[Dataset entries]
────────────────────────────────────────
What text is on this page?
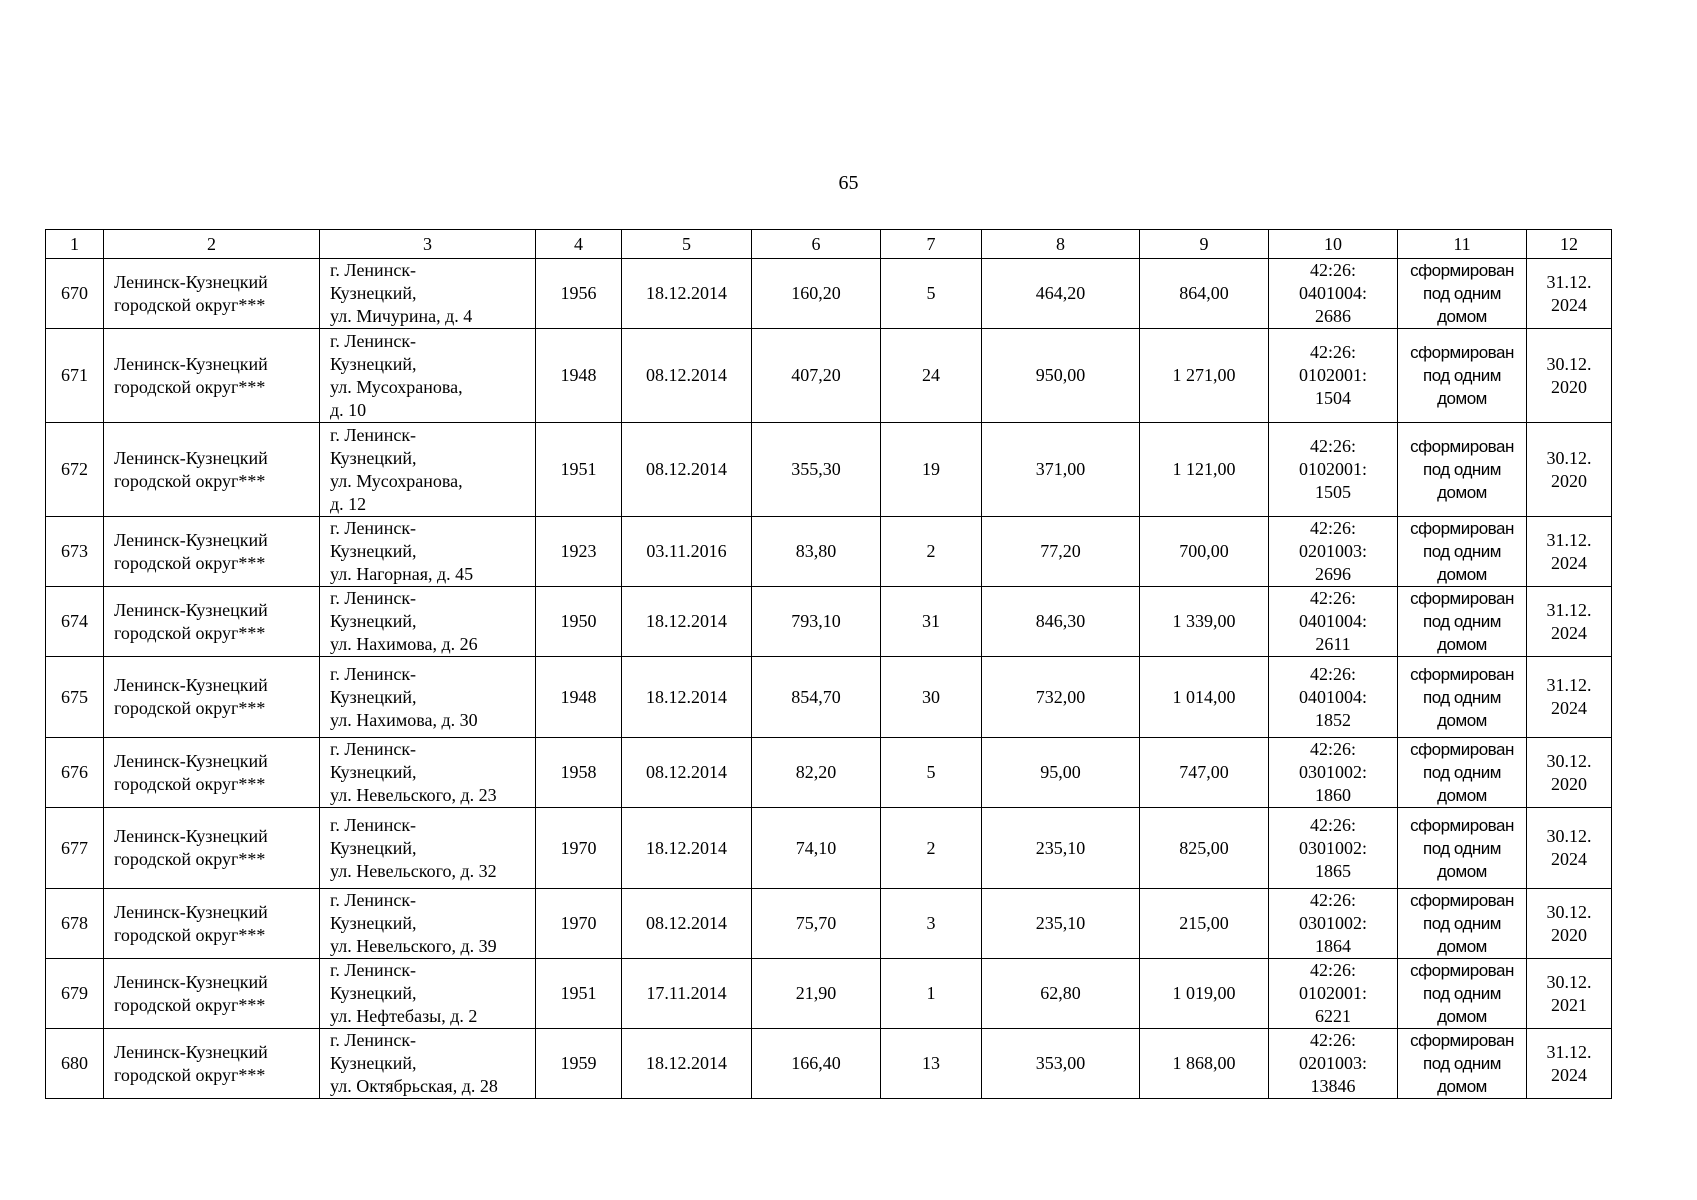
65
1	2	3	4	5	6	7	8	9	10	11	12
670	Ленинск-Кузнецкий городской округ***	г. Ленинск-
Кузнецкий,
ул. Мичурина, д. 4	1956	18.12.2014	160,20	5	464,20	864,00	42:26:
0401004:
2686	сформирован
под одним
домом	31.12.
2024
671	Ленинск-Кузнецкий городской округ***	г. Ленинск-
Кузнецкий,
ул. Мусохранова,
д. 10	1948	08.12.2014	407,20	24	950,00	1 271,00	42:26:
0102001:
1504	сформирован
под одним
домом	30.12.
2020
672	Ленинск-Кузнецкий городской округ***	г. Ленинск-
Кузнецкий,
ул. Мусохранова,
д. 12	1951	08.12.2014	355,30	19	371,00	1 121,00	42:26:
0102001:
1505	сформирован
под одним
домом	30.12.
2020
673	Ленинск-Кузнецкий городской округ***	г. Ленинск-
Кузнецкий,
ул. Нагорная, д. 45	1923	03.11.2016	83,80	2	77,20	700,00	42:26:
0201003:
2696	сформирован
под одним
домом	31.12.
2024
674	Ленинск-Кузнецкий городской округ***	г. Ленинск-
Кузнецкий,
ул. Нахимова, д. 26	1950	18.12.2014	793,10	31	846,30	1 339,00	42:26:
0401004:
2611	сформирован
под одним
домом	31.12.
2024
675	Ленинск-Кузнецкий городской округ***	г. Ленинск-
Кузнецкий,
ул. Нахимова, д. 30	1948	18.12.2014	854,70	30	732,00	1 014,00	42:26:
0401004:
1852	сформирован
под одним
домом	31.12.
2024
676	Ленинск-Кузнецкий городской округ***	г. Ленинск-
Кузнецкий,
ул. Невельского, д. 23	1958	08.12.2014	82,20	5	95,00	747,00	42:26:
0301002:
1860	сформирован
под одним
домом	30.12.
2020
677	Ленинск-Кузнецкий городской округ***	г. Ленинск-
Кузнецкий,
ул. Невельского, д. 32	1970	18.12.2014	74,10	2	235,10	825,00	42:26:
0301002:
1865	сформирован
под одним
домом	30.12.
2024
678	Ленинск-Кузнецкий городской округ***	г. Ленинск-
Кузнецкий,
ул. Невельского, д. 39	1970	08.12.2014	75,70	3	235,10	215,00	42:26:
0301002:
1864	сформирован
под одним
домом	30.12.
2020
679	Ленинск-Кузнецкий городской округ***	г. Ленинск-
Кузнецкий,
ул. Нефтебазы, д. 2	1951	17.11.2014	21,90	1	62,80	1 019,00	42:26:
0102001:
6221	сформирован
под одним
домом	30.12.
2021
680	Ленинск-Кузнецкий городской округ***	г. Ленинск-
Кузнецкий,
ул. Октябрьская, д. 28	1959	18.12.2014	166,40	13	353,00	1 868,00	42:26:
0201003:
13846	сформирован
под одним
домом	31.12.
2024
────────────────────────────────────────
Print the records above exactly as they stand, but leave out the pictures.

What text is on this page?
65
1	2	3	4	5	6	7	8	9	10	11	12
670	Ленинск-Кузнецкий городской округ***	г. Ленинск-
Кузнецкий,
ул. Мичурина, д. 4	1956	18.12.2014	160,20	5	464,20	864,00	42:26:
0401004:
2686	сформирован
под одним
домом	31.12.
2024
671	Ленинск-Кузнецкий городской округ***	г. Ленинск-
Кузнецкий,
ул. Мусохранова,
д. 10	1948	08.12.2014	407,20	24	950,00	1 271,00	42:26:
0102001:
1504	сформирован
под одним
домом	30.12.
2020
672	Ленинск-Кузнецкий городской округ***	г. Ленинск-
Кузнецкий,
ул. Мусохранова,
д. 12	1951	08.12.2014	355,30	19	371,00	1 121,00	42:26:
0102001:
1505	сформирован
под одним
домом	30.12.
2020
673	Ленинск-Кузнецкий городской округ***	г. Ленинск-
Кузнецкий,
ул. Нагорная, д. 45	1923	03.11.2016	83,80	2	77,20	700,00	42:26:
0201003:
2696	сформирован
под одним
домом	31.12.
2024
674	Ленинск-Кузнецкий городской округ***	г. Ленинск-
Кузнецкий,
ул. Нахимова, д. 26	1950	18.12.2014	793,10	31	846,30	1 339,00	42:26:
0401004:
2611	сформирован
под одним
домом	31.12.
2024
675	Ленинск-Кузнецкий городской округ***	г. Ленинск-
Кузнецкий,
ул. Нахимова, д. 30	1948	18.12.2014	854,70	30	732,00	1 014,00	42:26:
0401004:
1852	сформирован
под одним
домом	31.12.
2024
676	Ленинск-Кузнецкий городской округ***	г. Ленинск-
Кузнецкий,
ул. Невельского, д. 23	1958	08.12.2014	82,20	5	95,00	747,00	42:26:
0301002:
1860	сформирован
под одним
домом	30.12.
2020
677	Ленинск-Кузнецкий городской округ***	г. Ленинск-
Кузнецкий,
ул. Невельского, д. 32	1970	18.12.2014	74,10	2	235,10	825,00	42:26:
0301002:
1865	сформирован
под одним
домом	30.12.
2024
678	Ленинск-Кузнецкий городской округ***	г. Ленинск-
Кузнецкий,
ул. Невельского, д. 39	1970	08.12.2014	75,70	3	235,10	215,00	42:26:
0301002:
1864	сформирован
под одним
домом	30.12.
2020
679	Ленинск-Кузнецкий городской округ***	г. Ленинск-
Кузнецкий,
ул. Нефтебазы, д. 2	1951	17.11.2014	21,90	1	62,80	1 019,00	42:26:
0102001:
6221	сформирован
под одним
домом	30.12.
2021
680	Ленинск-Кузнецкий городской округ***	г. Ленинск-
Кузнецкий,
ул. Октябрьская, д. 28	1959	18.12.2014	166,40	13	353,00	1 868,00	42:26:
0201003:
13846	сформирован
под одним
домом	31.12.
2024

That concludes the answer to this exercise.